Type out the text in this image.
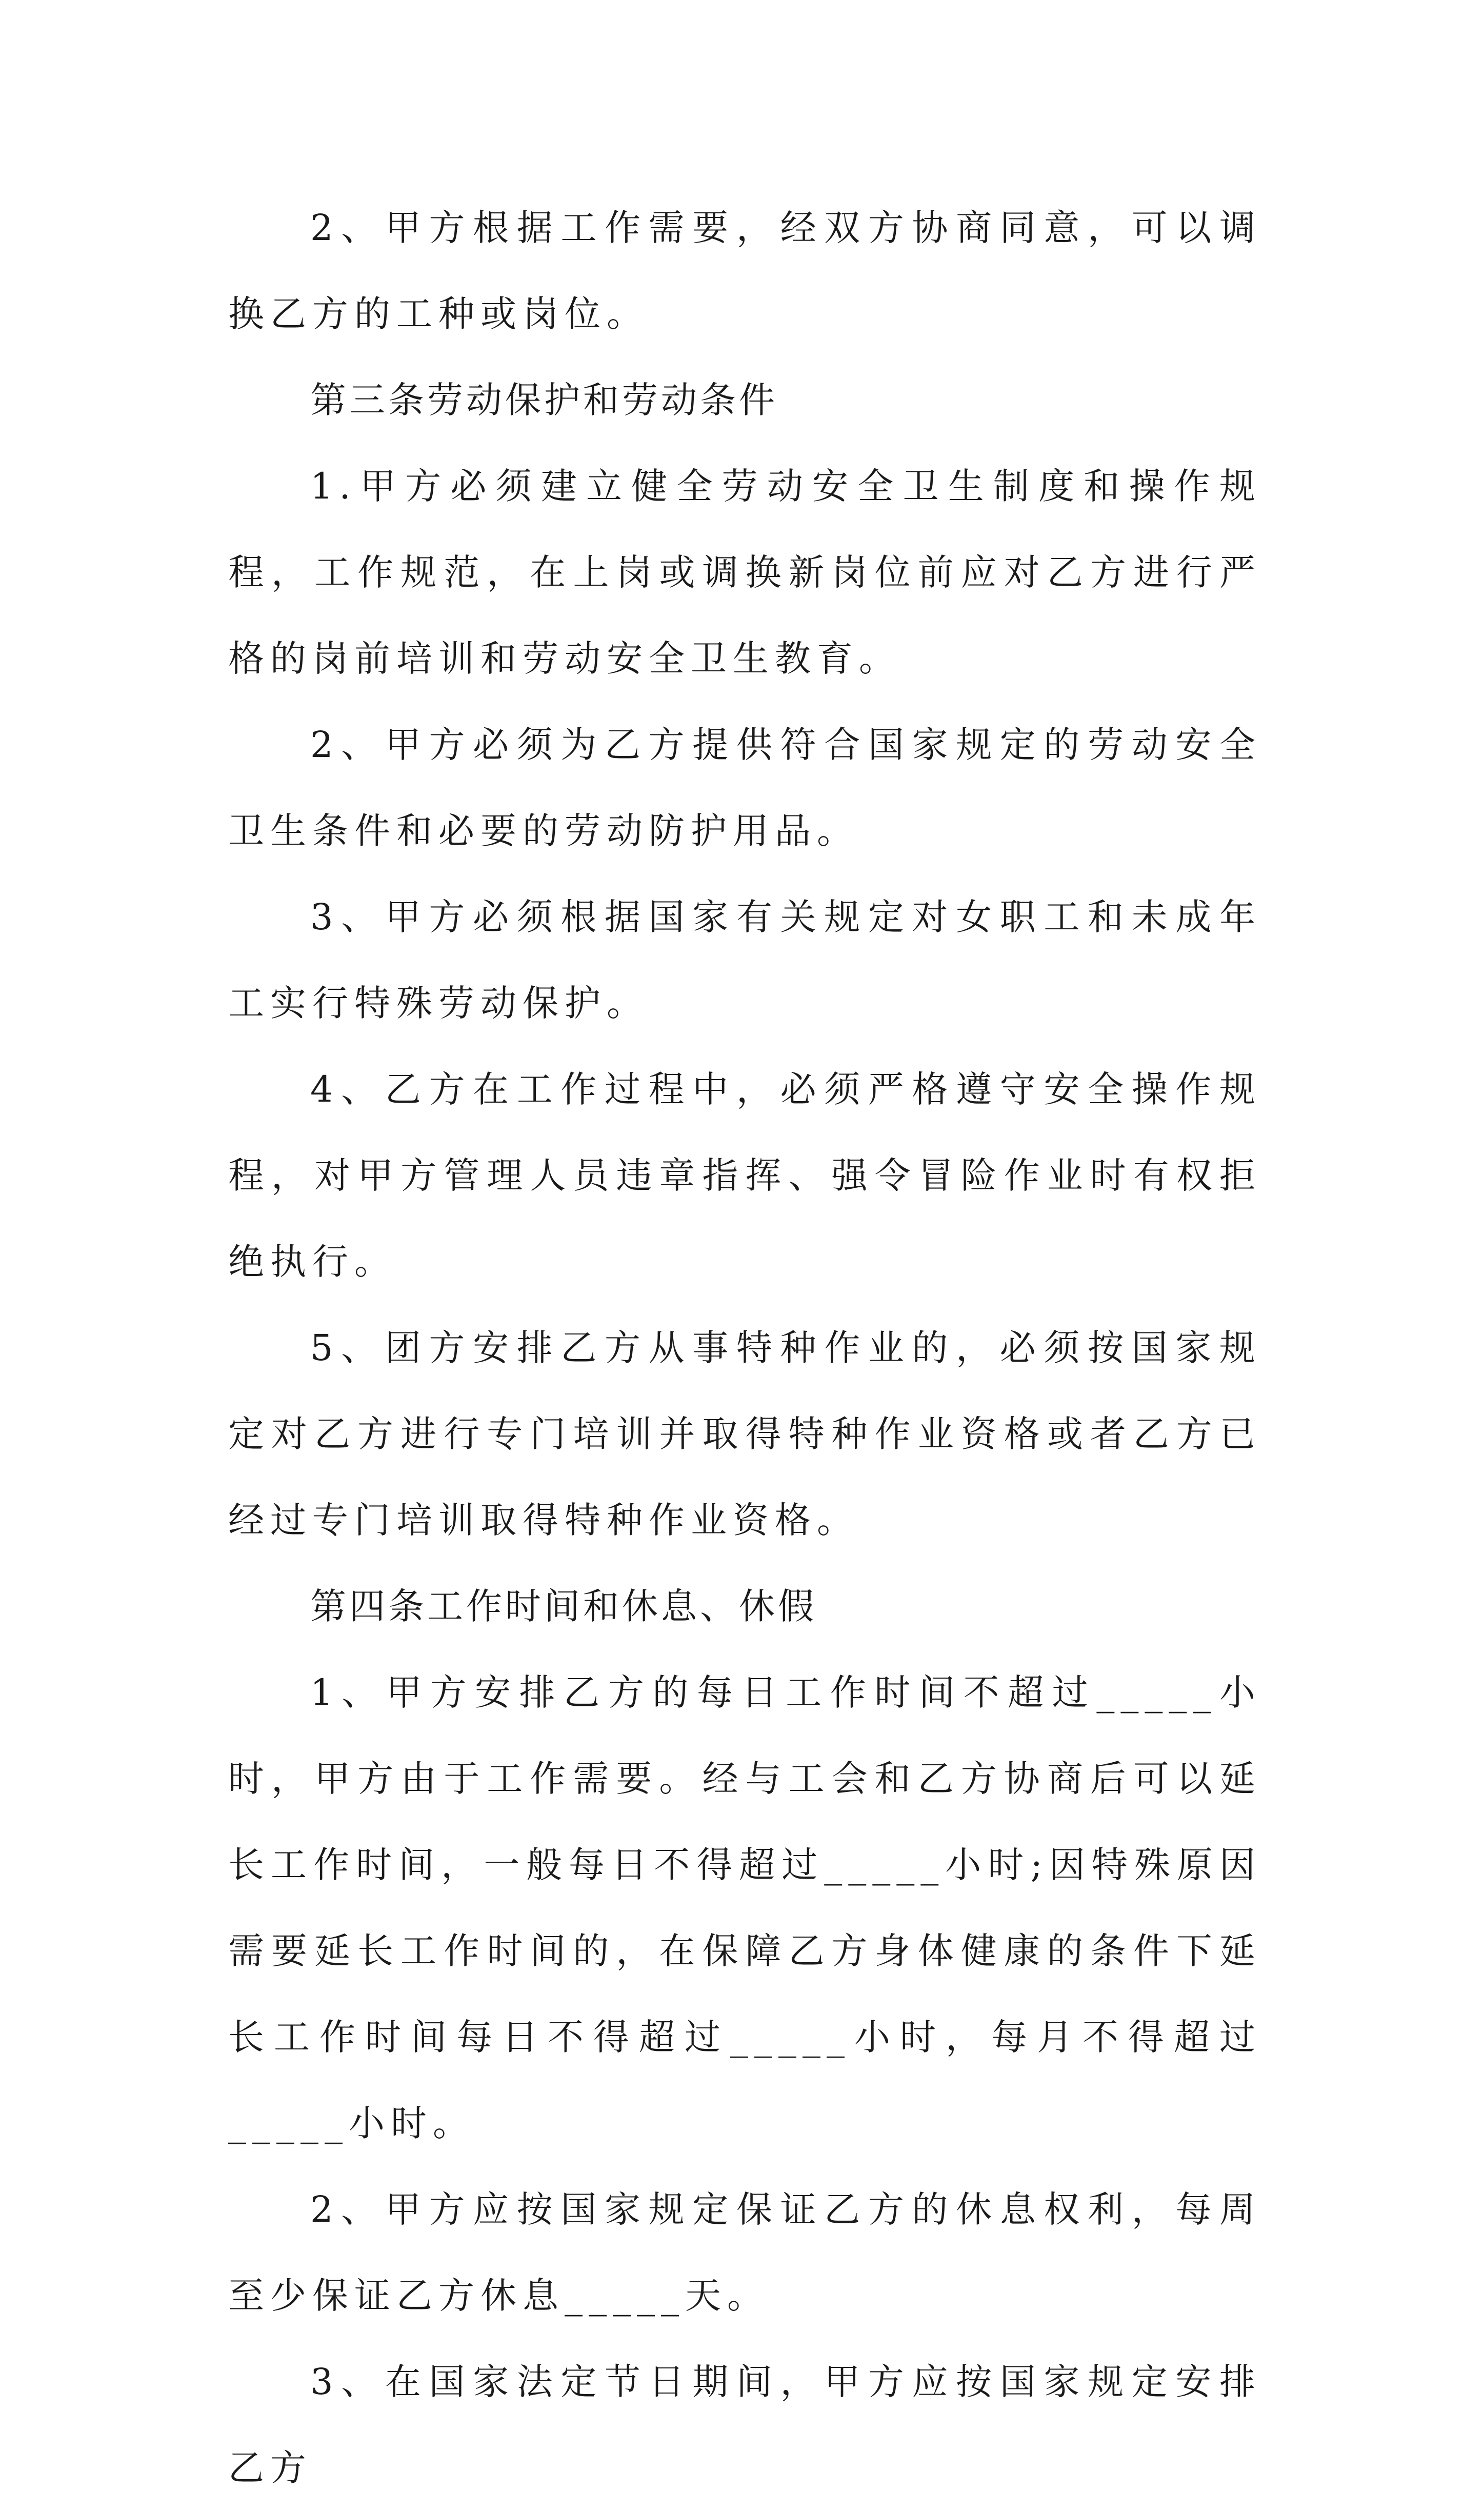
2、甲方根据工作需要，经双方协商同意，可以调换乙方的工种或岗位。

第三条劳动保护和劳动条件

1.甲方必须建立健全劳动安全卫生制度和操作规程，工作规范，在上岗或调换新岗位前应对乙方进行严格的岗前培训和劳动安全卫生教育。

2、甲方必须为乙方提供符合国家规定的劳动安全卫生条件和必要的劳动防护用品。

3、甲方必须根据国家有关规定对女职工和未成年工实行特殊劳动保护。

4、乙方在工作过程中，必须严格遵守安全操作规程，对甲方管理人员违章指挥、强令冒险作业时有权拒绝执行。

5、团方安排乙方从事特种作业的，必须按国家规定对乙方进行专门培训并取得特种作业资格或者乙方已经过专门培训取得特种作业资格。

第四条工作时间和休息、休假

1、甲方安排乙方的每日工作时间不超过_____小时，甲方由于工作需要。经与工会和乙方协商后可以延长工作时间，一般每日不得超过_____小时;因特殊原因需要延长工作时间的，在保障乙方身体健康的条件下延长工作时间每日不得超过_____小时，每月不得超过_____小时。

2、甲方应按国家规定保证乙方的休息权利，每周至少保证乙方休息_____天。

3、在国家法定节日期间，甲方应按国家规定安排乙方
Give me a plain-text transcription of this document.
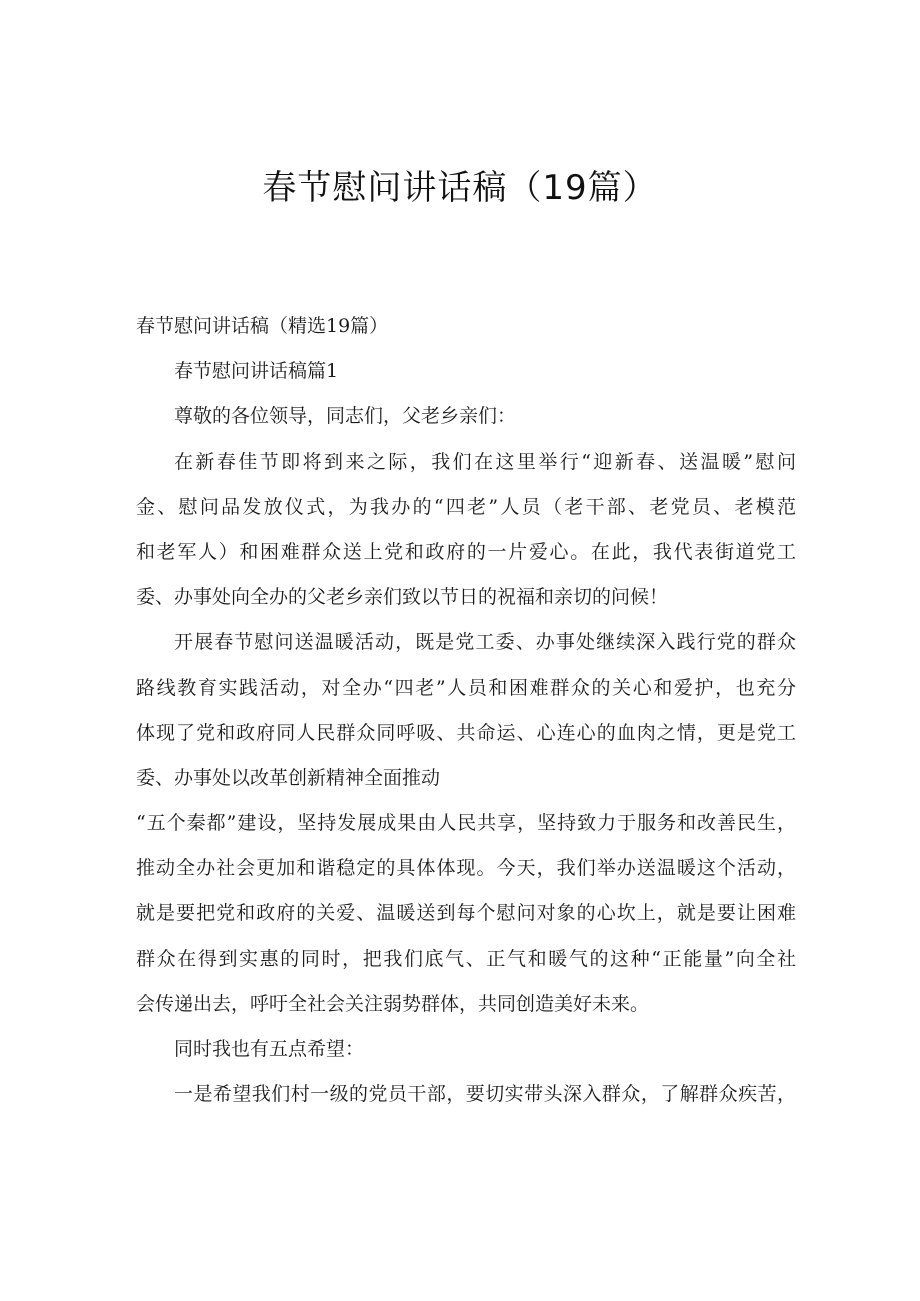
春节慰问讲话稿（19篇）
春节慰问讲话稿（精选19篇）
春节慰问讲话稿篇1
尊敬的各位领导，同志们，父老乡亲们：
在新春佳节即将到来之际，我们在这里举行“迎新春、送温暖”慰问
金、慰问品发放仪式，为我办的“四老”人员（老干部、老党员、老模范
和老军人）和困难群众送上党和政府的一片爱心。在此，我代表街道党工
委、办事处向全办的父老乡亲们致以节日的祝福和亲切的问候！
开展春节慰问送温暖活动，既是党工委、办事处继续深入践行党的群众
路线教育实践活动，对全办“四老”人员和困难群众的关心和爱护，也充分
体现了党和政府同人民群众同呼吸、共命运、心连心的血肉之情，更是党工
委、办事处以改革创新精神全面推动
“五个秦都”建设，坚持发展成果由人民共享，坚持致力于服务和改善民生，
推动全办社会更加和谐稳定的具体体现。今天，我们举办送温暖这个活动，
就是要把党和政府的关爱、温暖送到每个慰问对象的心坎上，就是要让困难
群众在得到实惠的同时，把我们底气、正气和暖气的这种“正能量”向全社
会传递出去，呼吁全社会关注弱势群体，共同创造美好未来。
同时我也有五点希望：
一是希望我们村一级的党员干部，要切实带头深入群众，了解群众疾苦，
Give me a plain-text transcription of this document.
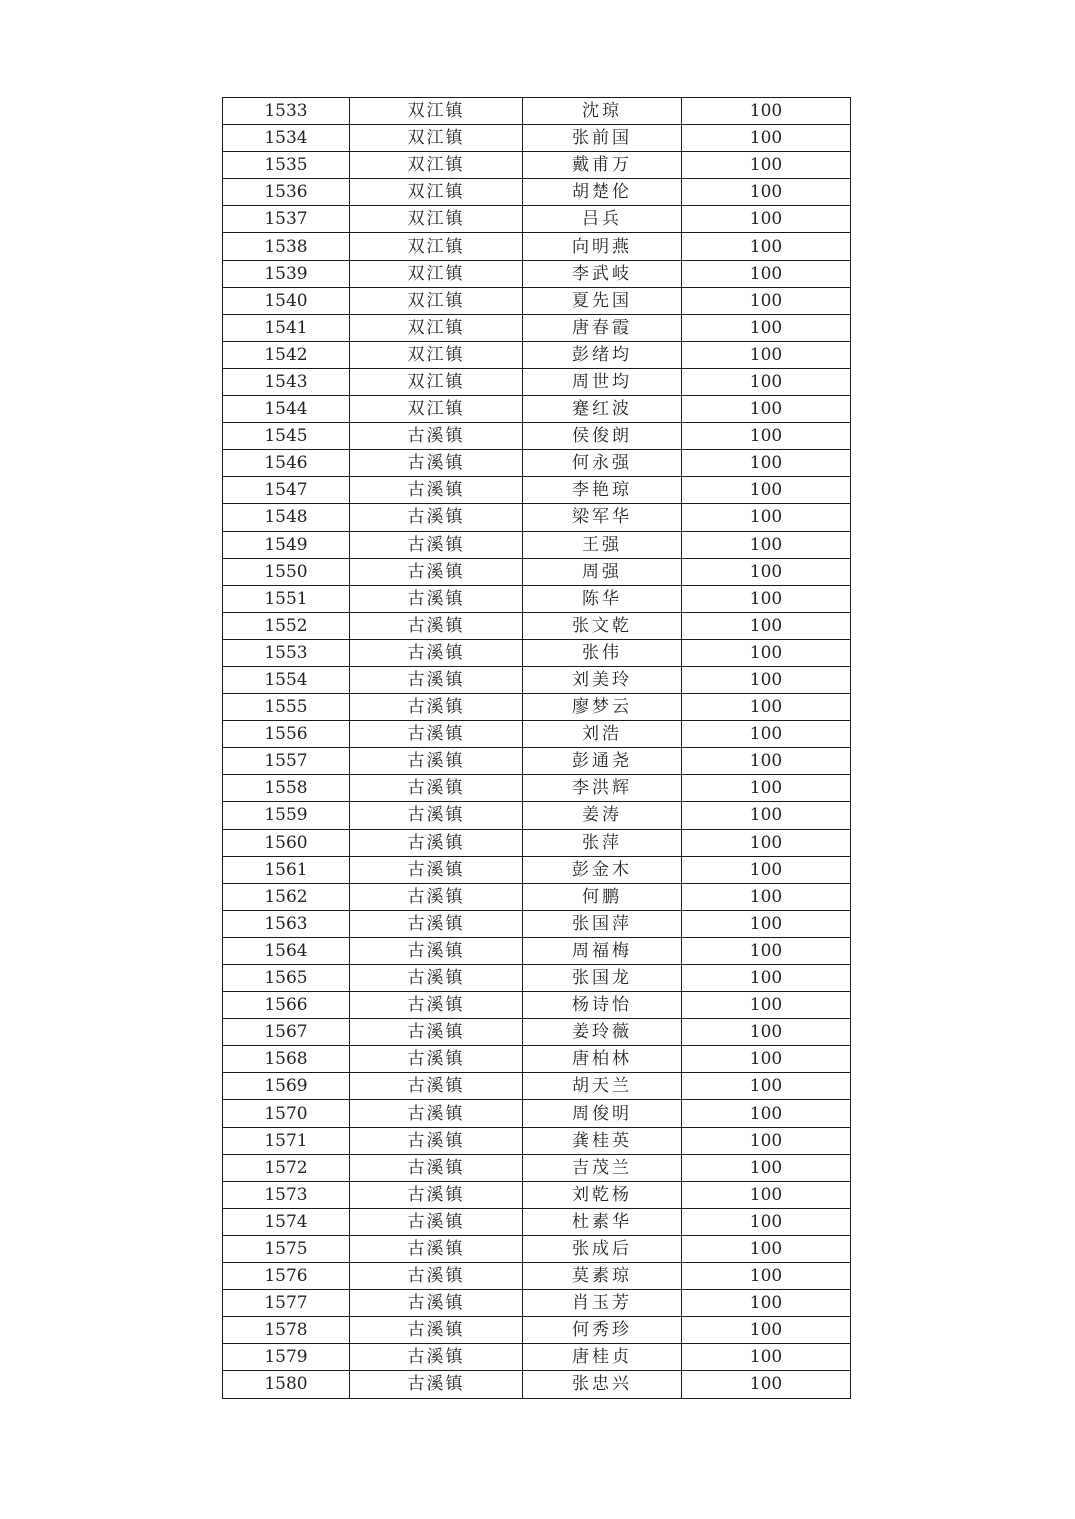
1533	双江镇	沈琼	100
1534	双江镇	张前国	100
1535	双江镇	戴甫万	100
1536	双江镇	胡楚伦	100
1537	双江镇	吕兵	100
1538	双江镇	向明燕	100
1539	双江镇	李武岐	100
1540	双江镇	夏先国	100
1541	双江镇	唐春霞	100
1542	双江镇	彭绪均	100
1543	双江镇	周世均	100
1544	双江镇	蹇红波	100
1545	古溪镇	侯俊朗	100
1546	古溪镇	何永强	100
1547	古溪镇	李艳琼	100
1548	古溪镇	梁军华	100
1549	古溪镇	王强	100
1550	古溪镇	周强	100
1551	古溪镇	陈华	100
1552	古溪镇	张文乾	100
1553	古溪镇	张伟	100
1554	古溪镇	刘美玲	100
1555	古溪镇	廖梦云	100
1556	古溪镇	刘浩	100
1557	古溪镇	彭通尧	100
1558	古溪镇	李洪辉	100
1559	古溪镇	姜涛	100
1560	古溪镇	张萍	100
1561	古溪镇	彭金木	100
1562	古溪镇	何鹏	100
1563	古溪镇	张国萍	100
1564	古溪镇	周福梅	100
1565	古溪镇	张国龙	100
1566	古溪镇	杨诗怡	100
1567	古溪镇	姜玲薇	100
1568	古溪镇	唐柏林	100
1569	古溪镇	胡天兰	100
1570	古溪镇	周俊明	100
1571	古溪镇	龚桂英	100
1572	古溪镇	吉茂兰	100
1573	古溪镇	刘乾杨	100
1574	古溪镇	杜素华	100
1575	古溪镇	张成后	100
1576	古溪镇	莫素琼	100
1577	古溪镇	肖玉芳	100
1578	古溪镇	何秀珍	100
1579	古溪镇	唐桂贞	100
1580	古溪镇	张忠兴	100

__DIRECTIONS__. Copy the records above exactly. The pictures are not part of the copy.

__OUTPUT__.
Type out the text in this image.
2、甲方根据工作需要，经双方协商同意，可以调换乙方的工种或岗位。

第三条劳动保护和劳动条件

1.甲方必须建立健全劳动安全卫生制度和操作规程，工作规范，在上岗或调换新岗位前应对乙方进行严格的岗前培训和劳动安全卫生教育。

2、甲方必须为乙方提供符合国家规定的劳动安全卫生条件和必要的劳动防护用品。

3、甲方必须根据国家有关规定对女职工和未成年工实行特殊劳动保护。

4、乙方在工作过程中，必须严格遵守安全操作规程，对甲方管理人员违章指挥、强令冒险作业时有权拒绝执行。

5、团方安排乙方从事特种作业的，必须按国家规定对乙方进行专门培训并取得特种作业资格或者乙方已经过专门培训取得特种作业资格。

第四条工作时间和休息、休假

1、甲方安排乙方的每日工作时间不超过_____小时，甲方由于工作需要。经与工会和乙方协商后可以延长工作时间，一般每日不得超过_____小时;因特殊原因需要延长工作时间的，在保障乙方身体健康的条件下延长工作时间每日不得超过_____小时，每月不得超过_____小时。

2、甲方应按国家规定保证乙方的休息权利，每周至少保证乙方休息_____天。

3、在国家法定节日期间，甲方应按国家规定安排乙方
Give me a plain-text transcription of this document.
春节慰问讲话稿（19篇）
春节慰问讲话稿（精选19篇）
春节慰问讲话稿篇1
尊敬的各位领导，同志们，父老乡亲们：
在新春佳节即将到来之际，我们在这里举行“迎新春、送温暖”慰问
金、慰问品发放仪式，为我办的“四老”人员（老干部、老党员、老模范
和老军人）和困难群众送上党和政府的一片爱心。在此，我代表街道党工
委、办事处向全办的父老乡亲们致以节日的祝福和亲切的问候！
开展春节慰问送温暖活动，既是党工委、办事处继续深入践行党的群众
路线教育实践活动，对全办“四老”人员和困难群众的关心和爱护，也充分
体现了党和政府同人民群众同呼吸、共命运、心连心的血肉之情，更是党工
委、办事处以改革创新精神全面推动
“五个秦都”建设，坚持发展成果由人民共享，坚持致力于服务和改善民生，
推动全办社会更加和谐稳定的具体体现。今天，我们举办送温暖这个活动，
就是要把党和政府的关爱、温暖送到每个慰问对象的心坎上，就是要让困难
群众在得到实惠的同时，把我们底气、正气和暖气的这种“正能量”向全社
会传递出去，呼吁全社会关注弱势群体，共同创造美好未来。
同时我也有五点希望：
一是希望我们村一级的党员干部，要切实带头深入群众，了解群众疾苦，
Give me a plain-text transcription of this document.
1533	双江镇	沈琼	100
1534	双江镇	张前国	100
1535	双江镇	戴甫万	100
1536	双江镇	胡楚伦	100
1537	双江镇	吕兵	100
1538	双江镇	向明燕	100
1539	双江镇	李武岐	100
1540	双江镇	夏先国	100
1541	双江镇	唐春霞	100
1542	双江镇	彭绪均	100
1543	双江镇	周世均	100
1544	双江镇	蹇红波	100
1545	古溪镇	侯俊朗	100
1546	古溪镇	何永强	100
1547	古溪镇	李艳琼	100
1548	古溪镇	梁军华	100
1549	古溪镇	王强	100
1550	古溪镇	周强	100
1551	古溪镇	陈华	100
1552	古溪镇	张文乾	100
1553	古溪镇	张伟	100
1554	古溪镇	刘美玲	100
1555	古溪镇	廖梦云	100
1556	古溪镇	刘浩	100
1557	古溪镇	彭通尧	100
1558	古溪镇	李洪辉	100
1559	古溪镇	姜涛	100
1560	古溪镇	张萍	100
1561	古溪镇	彭金木	100
1562	古溪镇	何鹏	100
1563	古溪镇	张国萍	100
1564	古溪镇	周福梅	100
1565	古溪镇	张国龙	100
1566	古溪镇	杨诗怡	100
1567	古溪镇	姜玲薇	100
1568	古溪镇	唐柏林	100
1569	古溪镇	胡天兰	100
1570	古溪镇	周俊明	100
1571	古溪镇	龚桂英	100
1572	古溪镇	吉茂兰	100
1573	古溪镇	刘乾杨	100
1574	古溪镇	杜素华	100
1575	古溪镇	张成后	100
1576	古溪镇	莫素琼	100
1577	古溪镇	肖玉芳	100
1578	古溪镇	何秀珍	100
1579	古溪镇	唐桂贞	100
1580	古溪镇	张忠兴	100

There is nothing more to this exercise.